◆ YOUR OBJECTIVE ◆
Copy all of the material word for word, except for the pictures.
═════ RECORDED INFORMATION ═════
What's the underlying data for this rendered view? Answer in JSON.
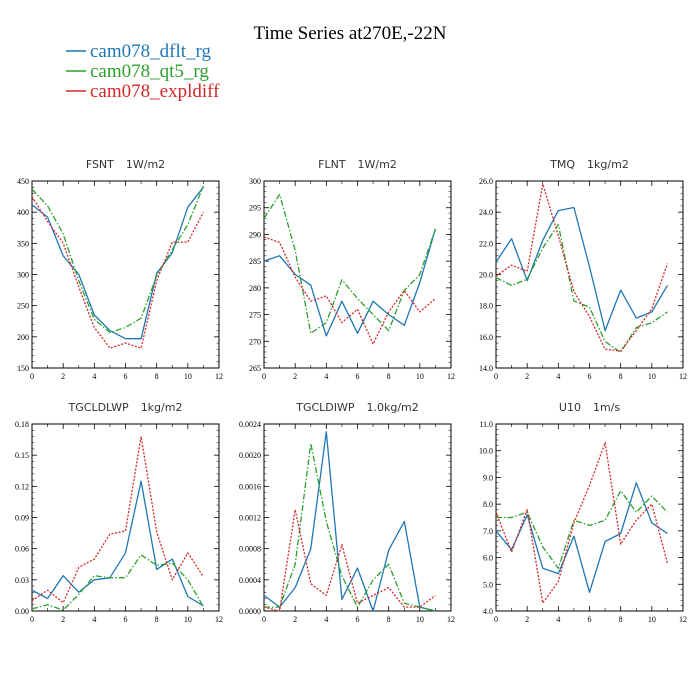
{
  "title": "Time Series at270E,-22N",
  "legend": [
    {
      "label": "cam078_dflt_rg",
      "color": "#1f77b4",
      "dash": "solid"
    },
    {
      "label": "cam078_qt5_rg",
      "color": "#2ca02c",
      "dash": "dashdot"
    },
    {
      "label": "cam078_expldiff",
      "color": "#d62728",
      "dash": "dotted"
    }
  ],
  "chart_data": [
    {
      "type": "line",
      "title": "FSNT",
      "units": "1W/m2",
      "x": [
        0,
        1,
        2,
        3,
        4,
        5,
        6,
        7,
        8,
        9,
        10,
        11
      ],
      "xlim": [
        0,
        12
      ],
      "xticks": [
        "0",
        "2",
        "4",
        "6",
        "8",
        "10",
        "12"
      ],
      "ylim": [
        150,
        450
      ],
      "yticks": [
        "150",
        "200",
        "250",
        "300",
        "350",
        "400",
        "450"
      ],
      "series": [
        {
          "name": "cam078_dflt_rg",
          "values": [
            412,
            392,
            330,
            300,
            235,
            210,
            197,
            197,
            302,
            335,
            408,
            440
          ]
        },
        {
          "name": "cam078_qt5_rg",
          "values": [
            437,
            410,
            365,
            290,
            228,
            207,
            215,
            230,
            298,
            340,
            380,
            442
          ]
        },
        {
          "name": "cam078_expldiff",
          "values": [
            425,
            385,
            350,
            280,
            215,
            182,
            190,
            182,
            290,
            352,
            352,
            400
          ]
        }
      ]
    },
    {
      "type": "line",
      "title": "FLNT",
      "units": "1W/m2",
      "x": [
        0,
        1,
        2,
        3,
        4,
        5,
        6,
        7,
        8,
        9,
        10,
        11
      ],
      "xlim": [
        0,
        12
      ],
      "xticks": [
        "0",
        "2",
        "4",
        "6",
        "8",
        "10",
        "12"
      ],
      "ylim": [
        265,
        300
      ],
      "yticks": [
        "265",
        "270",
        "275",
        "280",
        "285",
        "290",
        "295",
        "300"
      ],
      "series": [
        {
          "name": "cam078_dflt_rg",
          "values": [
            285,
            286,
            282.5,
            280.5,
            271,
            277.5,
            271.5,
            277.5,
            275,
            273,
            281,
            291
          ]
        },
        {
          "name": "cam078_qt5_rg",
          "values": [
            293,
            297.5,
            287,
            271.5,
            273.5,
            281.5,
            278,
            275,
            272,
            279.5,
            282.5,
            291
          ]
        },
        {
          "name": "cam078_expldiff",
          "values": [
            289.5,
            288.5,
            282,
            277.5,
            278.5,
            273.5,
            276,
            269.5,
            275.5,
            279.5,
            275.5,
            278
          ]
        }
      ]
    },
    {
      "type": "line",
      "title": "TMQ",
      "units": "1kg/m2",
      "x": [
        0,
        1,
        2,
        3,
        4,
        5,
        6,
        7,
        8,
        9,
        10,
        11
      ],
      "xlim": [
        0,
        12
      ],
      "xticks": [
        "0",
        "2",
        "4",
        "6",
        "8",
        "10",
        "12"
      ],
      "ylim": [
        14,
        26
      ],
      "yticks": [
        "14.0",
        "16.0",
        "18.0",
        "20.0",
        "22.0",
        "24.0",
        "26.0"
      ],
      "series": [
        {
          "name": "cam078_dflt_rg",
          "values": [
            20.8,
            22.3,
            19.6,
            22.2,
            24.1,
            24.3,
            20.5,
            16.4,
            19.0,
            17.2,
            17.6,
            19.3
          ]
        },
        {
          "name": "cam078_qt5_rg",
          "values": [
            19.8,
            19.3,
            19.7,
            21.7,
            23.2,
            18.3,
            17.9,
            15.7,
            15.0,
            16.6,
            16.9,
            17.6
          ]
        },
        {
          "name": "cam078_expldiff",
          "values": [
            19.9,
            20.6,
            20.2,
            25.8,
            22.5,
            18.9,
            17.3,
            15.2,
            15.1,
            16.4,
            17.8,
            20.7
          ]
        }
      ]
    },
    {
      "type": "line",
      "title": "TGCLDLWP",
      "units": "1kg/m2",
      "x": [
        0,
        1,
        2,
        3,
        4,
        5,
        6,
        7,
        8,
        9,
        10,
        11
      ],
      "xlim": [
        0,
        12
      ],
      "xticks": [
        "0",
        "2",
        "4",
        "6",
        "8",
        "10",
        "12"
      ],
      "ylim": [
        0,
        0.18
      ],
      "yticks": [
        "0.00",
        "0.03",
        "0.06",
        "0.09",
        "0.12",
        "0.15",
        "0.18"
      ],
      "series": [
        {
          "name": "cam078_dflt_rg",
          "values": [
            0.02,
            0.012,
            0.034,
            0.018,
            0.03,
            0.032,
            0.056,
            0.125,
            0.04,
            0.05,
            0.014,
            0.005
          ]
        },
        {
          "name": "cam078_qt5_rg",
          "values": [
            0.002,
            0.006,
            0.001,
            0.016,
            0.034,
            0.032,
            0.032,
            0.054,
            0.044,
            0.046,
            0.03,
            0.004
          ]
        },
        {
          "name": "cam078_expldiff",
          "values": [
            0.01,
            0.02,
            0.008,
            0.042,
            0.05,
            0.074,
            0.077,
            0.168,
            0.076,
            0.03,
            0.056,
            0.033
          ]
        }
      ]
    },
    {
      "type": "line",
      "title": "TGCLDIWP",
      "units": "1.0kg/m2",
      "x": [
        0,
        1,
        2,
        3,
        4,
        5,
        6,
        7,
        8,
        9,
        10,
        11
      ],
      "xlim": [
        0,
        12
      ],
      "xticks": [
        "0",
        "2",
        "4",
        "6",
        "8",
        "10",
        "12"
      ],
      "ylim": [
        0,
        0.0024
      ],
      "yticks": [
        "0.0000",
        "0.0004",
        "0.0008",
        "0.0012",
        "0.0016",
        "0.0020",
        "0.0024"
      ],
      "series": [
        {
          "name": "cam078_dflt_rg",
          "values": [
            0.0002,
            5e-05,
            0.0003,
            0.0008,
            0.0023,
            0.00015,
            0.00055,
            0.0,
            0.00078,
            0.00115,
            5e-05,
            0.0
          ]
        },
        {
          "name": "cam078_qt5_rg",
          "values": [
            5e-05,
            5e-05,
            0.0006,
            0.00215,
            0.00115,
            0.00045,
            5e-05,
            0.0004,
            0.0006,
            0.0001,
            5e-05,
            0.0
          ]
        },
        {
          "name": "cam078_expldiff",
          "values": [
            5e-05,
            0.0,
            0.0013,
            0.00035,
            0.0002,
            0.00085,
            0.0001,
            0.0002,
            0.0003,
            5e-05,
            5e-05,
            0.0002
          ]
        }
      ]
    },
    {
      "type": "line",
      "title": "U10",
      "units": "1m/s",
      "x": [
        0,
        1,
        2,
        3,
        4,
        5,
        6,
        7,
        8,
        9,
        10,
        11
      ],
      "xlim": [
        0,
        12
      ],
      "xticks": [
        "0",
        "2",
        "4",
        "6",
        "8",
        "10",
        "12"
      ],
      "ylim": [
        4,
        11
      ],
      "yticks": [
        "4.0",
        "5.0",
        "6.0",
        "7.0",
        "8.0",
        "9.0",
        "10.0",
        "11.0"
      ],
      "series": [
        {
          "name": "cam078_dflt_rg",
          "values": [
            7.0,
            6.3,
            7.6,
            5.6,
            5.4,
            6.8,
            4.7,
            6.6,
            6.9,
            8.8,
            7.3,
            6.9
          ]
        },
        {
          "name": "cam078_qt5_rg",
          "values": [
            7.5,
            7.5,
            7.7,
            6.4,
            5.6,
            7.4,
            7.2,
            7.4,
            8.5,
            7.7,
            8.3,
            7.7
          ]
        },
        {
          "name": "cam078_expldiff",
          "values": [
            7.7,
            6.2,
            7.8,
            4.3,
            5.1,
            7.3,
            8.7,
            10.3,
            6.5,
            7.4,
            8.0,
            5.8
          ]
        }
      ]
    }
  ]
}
═════
◆ EXERCISE RESPONSE ◆
What's the underlying data for this rendered view? Answer in JSON.
{
  "title": "Time Series at270E,-22N",
  "legend": [
    {
      "label": "cam078_dflt_rg",
      "color": "#1f77b4",
      "dash": "solid"
    },
    {
      "label": "cam078_qt5_rg",
      "color": "#2ca02c",
      "dash": "dashdot"
    },
    {
      "label": "cam078_expldiff",
      "color": "#d62728",
      "dash": "dotted"
    }
  ],
  "chart_data": [
    {
      "type": "line",
      "title": "FSNT",
      "units": "1W/m2",
      "x": [
        0,
        1,
        2,
        3,
        4,
        5,
        6,
        7,
        8,
        9,
        10,
        11
      ],
      "xlim": [
        0,
        12
      ],
      "xticks": [
        "0",
        "2",
        "4",
        "6",
        "8",
        "10",
        "12"
      ],
      "ylim": [
        150,
        450
      ],
      "yticks": [
        "150",
        "200",
        "250",
        "300",
        "350",
        "400",
        "450"
      ],
      "series": [
        {
          "name": "cam078_dflt_rg",
          "values": [
            412,
            392,
            330,
            300,
            235,
            210,
            197,
            197,
            302,
            335,
            408,
            440
          ]
        },
        {
          "name": "cam078_qt5_rg",
          "values": [
            437,
            410,
            365,
            290,
            228,
            207,
            215,
            230,
            298,
            340,
            380,
            442
          ]
        },
        {
          "name": "cam078_expldiff",
          "values": [
            425,
            385,
            350,
            280,
            215,
            182,
            190,
            182,
            290,
            352,
            352,
            400
          ]
        }
      ]
    },
    {
      "type": "line",
      "title": "FLNT",
      "units": "1W/m2",
      "x": [
        0,
        1,
        2,
        3,
        4,
        5,
        6,
        7,
        8,
        9,
        10,
        11
      ],
      "xlim": [
        0,
        12
      ],
      "xticks": [
        "0",
        "2",
        "4",
        "6",
        "8",
        "10",
        "12"
      ],
      "ylim": [
        265,
        300
      ],
      "yticks": [
        "265",
        "270",
        "275",
        "280",
        "285",
        "290",
        "295",
        "300"
      ],
      "series": [
        {
          "name": "cam078_dflt_rg",
          "values": [
            285,
            286,
            282.5,
            280.5,
            271,
            277.5,
            271.5,
            277.5,
            275,
            273,
            281,
            291
          ]
        },
        {
          "name": "cam078_qt5_rg",
          "values": [
            293,
            297.5,
            287,
            271.5,
            273.5,
            281.5,
            278,
            275,
            272,
            279.5,
            282.5,
            291
          ]
        },
        {
          "name": "cam078_expldiff",
          "values": [
            289.5,
            288.5,
            282,
            277.5,
            278.5,
            273.5,
            276,
            269.5,
            275.5,
            279.5,
            275.5,
            278
          ]
        }
      ]
    },
    {
      "type": "line",
      "title": "TMQ",
      "units": "1kg/m2",
      "x": [
        0,
        1,
        2,
        3,
        4,
        5,
        6,
        7,
        8,
        9,
        10,
        11
      ],
      "xlim": [
        0,
        12
      ],
      "xticks": [
        "0",
        "2",
        "4",
        "6",
        "8",
        "10",
        "12"
      ],
      "ylim": [
        14,
        26
      ],
      "yticks": [
        "14.0",
        "16.0",
        "18.0",
        "20.0",
        "22.0",
        "24.0",
        "26.0"
      ],
      "series": [
        {
          "name": "cam078_dflt_rg",
          "values": [
            20.8,
            22.3,
            19.6,
            22.2,
            24.1,
            24.3,
            20.5,
            16.4,
            19.0,
            17.2,
            17.6,
            19.3
          ]
        },
        {
          "name": "cam078_qt5_rg",
          "values": [
            19.8,
            19.3,
            19.7,
            21.7,
            23.2,
            18.3,
            17.9,
            15.7,
            15.0,
            16.6,
            16.9,
            17.6
          ]
        },
        {
          "name": "cam078_expldiff",
          "values": [
            19.9,
            20.6,
            20.2,
            25.8,
            22.5,
            18.9,
            17.3,
            15.2,
            15.1,
            16.4,
            17.8,
            20.7
          ]
        }
      ]
    },
    {
      "type": "line",
      "title": "TGCLDLWP",
      "units": "1kg/m2",
      "x": [
        0,
        1,
        2,
        3,
        4,
        5,
        6,
        7,
        8,
        9,
        10,
        11
      ],
      "xlim": [
        0,
        12
      ],
      "xticks": [
        "0",
        "2",
        "4",
        "6",
        "8",
        "10",
        "12"
      ],
      "ylim": [
        0,
        0.18
      ],
      "yticks": [
        "0.00",
        "0.03",
        "0.06",
        "0.09",
        "0.12",
        "0.15",
        "0.18"
      ],
      "series": [
        {
          "name": "cam078_dflt_rg",
          "values": [
            0.02,
            0.012,
            0.034,
            0.018,
            0.03,
            0.032,
            0.056,
            0.125,
            0.04,
            0.05,
            0.014,
            0.005
          ]
        },
        {
          "name": "cam078_qt5_rg",
          "values": [
            0.002,
            0.006,
            0.001,
            0.016,
            0.034,
            0.032,
            0.032,
            0.054,
            0.044,
            0.046,
            0.03,
            0.004
          ]
        },
        {
          "name": "cam078_expldiff",
          "values": [
            0.01,
            0.02,
            0.008,
            0.042,
            0.05,
            0.074,
            0.077,
            0.168,
            0.076,
            0.03,
            0.056,
            0.033
          ]
        }
      ]
    },
    {
      "type": "line",
      "title": "TGCLDIWP",
      "units": "1.0kg/m2",
      "x": [
        0,
        1,
        2,
        3,
        4,
        5,
        6,
        7,
        8,
        9,
        10,
        11
      ],
      "xlim": [
        0,
        12
      ],
      "xticks": [
        "0",
        "2",
        "4",
        "6",
        "8",
        "10",
        "12"
      ],
      "ylim": [
        0,
        0.0024
      ],
      "yticks": [
        "0.0000",
        "0.0004",
        "0.0008",
        "0.0012",
        "0.0016",
        "0.0020",
        "0.0024"
      ],
      "series": [
        {
          "name": "cam078_dflt_rg",
          "values": [
            0.0002,
            5e-05,
            0.0003,
            0.0008,
            0.0023,
            0.00015,
            0.00055,
            0.0,
            0.00078,
            0.00115,
            5e-05,
            0.0
          ]
        },
        {
          "name": "cam078_qt5_rg",
          "values": [
            5e-05,
            5e-05,
            0.0006,
            0.00215,
            0.00115,
            0.00045,
            5e-05,
            0.0004,
            0.0006,
            0.0001,
            5e-05,
            0.0
          ]
        },
        {
          "name": "cam078_expldiff",
          "values": [
            5e-05,
            0.0,
            0.0013,
            0.00035,
            0.0002,
            0.00085,
            0.0001,
            0.0002,
            0.0003,
            5e-05,
            5e-05,
            0.0002
          ]
        }
      ]
    },
    {
      "type": "line",
      "title": "U10",
      "units": "1m/s",
      "x": [
        0,
        1,
        2,
        3,
        4,
        5,
        6,
        7,
        8,
        9,
        10,
        11
      ],
      "xlim": [
        0,
        12
      ],
      "xticks": [
        "0",
        "2",
        "4",
        "6",
        "8",
        "10",
        "12"
      ],
      "ylim": [
        4,
        11
      ],
      "yticks": [
        "4.0",
        "5.0",
        "6.0",
        "7.0",
        "8.0",
        "9.0",
        "10.0",
        "11.0"
      ],
      "series": [
        {
          "name": "cam078_dflt_rg",
          "values": [
            7.0,
            6.3,
            7.6,
            5.6,
            5.4,
            6.8,
            4.7,
            6.6,
            6.9,
            8.8,
            7.3,
            6.9
          ]
        },
        {
          "name": "cam078_qt5_rg",
          "values": [
            7.5,
            7.5,
            7.7,
            6.4,
            5.6,
            7.4,
            7.2,
            7.4,
            8.5,
            7.7,
            8.3,
            7.7
          ]
        },
        {
          "name": "cam078_expldiff",
          "values": [
            7.7,
            6.2,
            7.8,
            4.3,
            5.1,
            7.3,
            8.7,
            10.3,
            6.5,
            7.4,
            8.0,
            5.8
          ]
        }
      ]
    }
  ]
}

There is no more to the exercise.